AIM OF THE TASK |
Skip every picture and transcribe the remaining material exactly.

RECORDS FOR THE EXERCISE |
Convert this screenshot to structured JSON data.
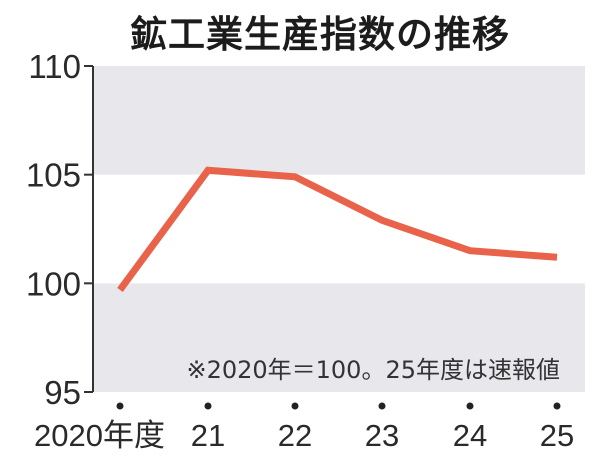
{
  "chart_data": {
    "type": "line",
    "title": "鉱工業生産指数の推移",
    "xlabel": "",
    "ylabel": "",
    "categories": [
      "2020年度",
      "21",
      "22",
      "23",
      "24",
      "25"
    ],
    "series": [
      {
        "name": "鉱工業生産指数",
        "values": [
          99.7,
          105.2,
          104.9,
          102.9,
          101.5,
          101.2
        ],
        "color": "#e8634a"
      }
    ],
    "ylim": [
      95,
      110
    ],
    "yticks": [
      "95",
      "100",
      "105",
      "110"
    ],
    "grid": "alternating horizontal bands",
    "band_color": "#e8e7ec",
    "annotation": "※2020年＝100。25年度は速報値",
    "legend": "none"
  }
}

COMPLETE OUTPUT |
Convert this screenshot to structured JSON data.
{
  "chart_data": {
    "type": "line",
    "title": "鉱工業生産指数の推移",
    "xlabel": "",
    "ylabel": "",
    "categories": [
      "2020年度",
      "21",
      "22",
      "23",
      "24",
      "25"
    ],
    "series": [
      {
        "name": "鉱工業生産指数",
        "values": [
          99.7,
          105.2,
          104.9,
          102.9,
          101.5,
          101.2
        ],
        "color": "#e8634a"
      }
    ],
    "ylim": [
      95,
      110
    ],
    "yticks": [
      "95",
      "100",
      "105",
      "110"
    ],
    "grid": "alternating horizontal bands",
    "band_color": "#e8e7ec",
    "annotation": "※2020年＝100。25年度は速報値",
    "legend": "none"
  }
}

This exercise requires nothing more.